[begin Data for the task]

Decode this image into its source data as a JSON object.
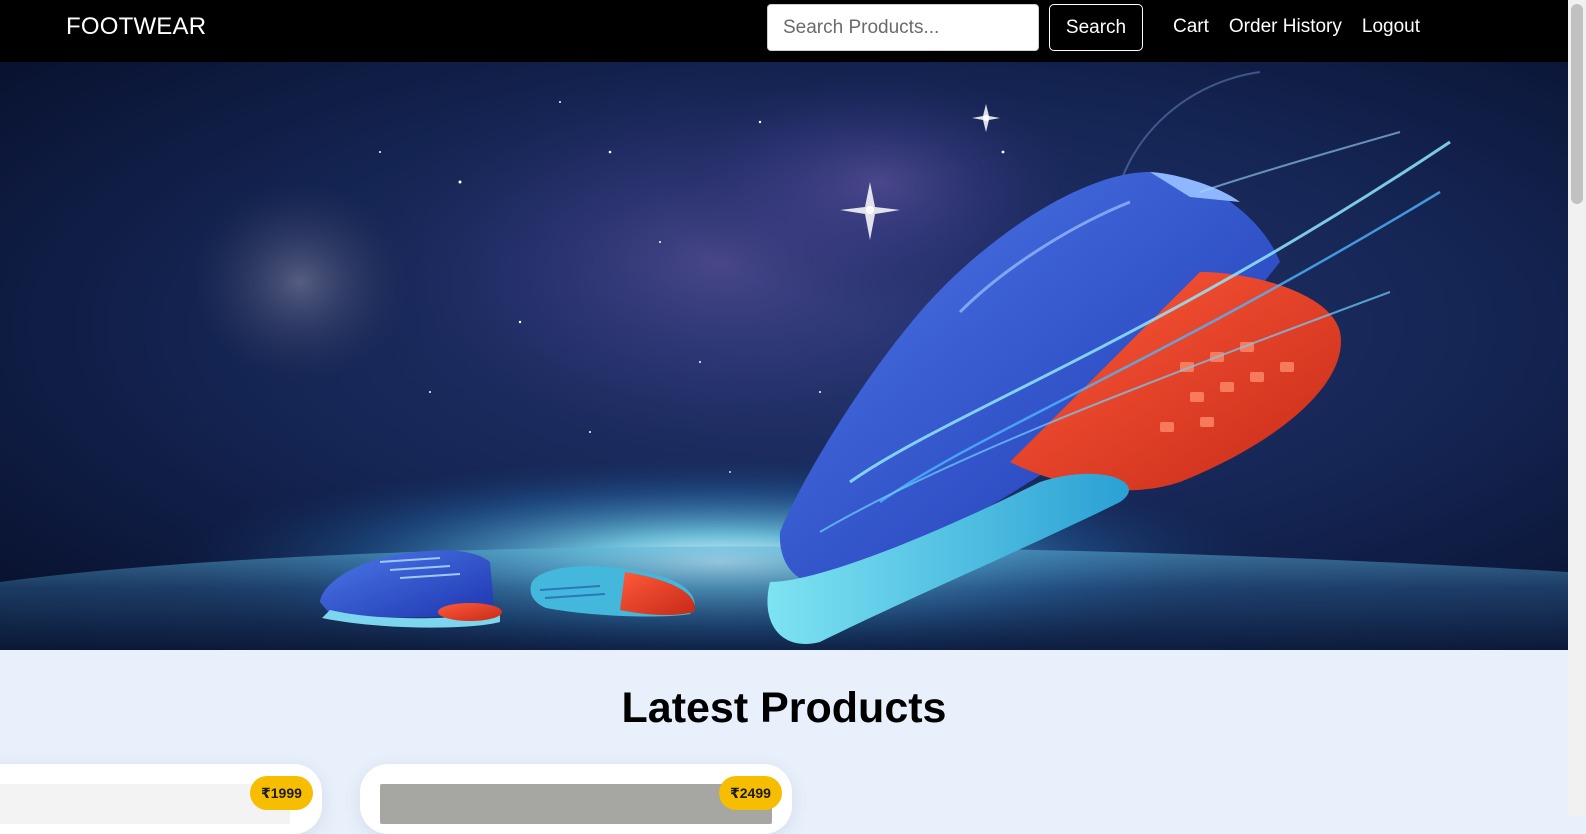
{
  "navbar": {
    "brand": "FOOTWEAR",
    "search_placeholder": "Search Products...",
    "search_button": "Search",
    "links": [
      "Cart",
      "Order History",
      "Logout"
    ]
  },
  "hero": {
    "image": "running-shoes-in-space-banner"
  },
  "products_section": {
    "title": "Latest Products",
    "cards": [
      {
        "price": "₹1999"
      },
      {
        "price": "₹2499"
      }
    ]
  },
  "colors": {
    "navbar_bg": "#000000",
    "page_bg": "#e8f0fb",
    "price_badge": "#f7bd00"
  }
}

[end Data for the task]

What the task asks: Repeat the material above verbatim, with no pictures in the output.

Result below:
Decode this image into its source data as a JSON object.
{
  "navbar": {
    "brand": "FOOTWEAR",
    "search_placeholder": "Search Products...",
    "search_button": "Search",
    "links": [
      "Cart",
      "Order History",
      "Logout"
    ]
  },
  "hero": {
    "image": "running-shoes-in-space-banner"
  },
  "products_section": {
    "title": "Latest Products",
    "cards": [
      {
        "price": "₹1999"
      },
      {
        "price": "₹2499"
      }
    ]
  },
  "colors": {
    "navbar_bg": "#000000",
    "page_bg": "#e8f0fb",
    "price_badge": "#f7bd00"
  }
}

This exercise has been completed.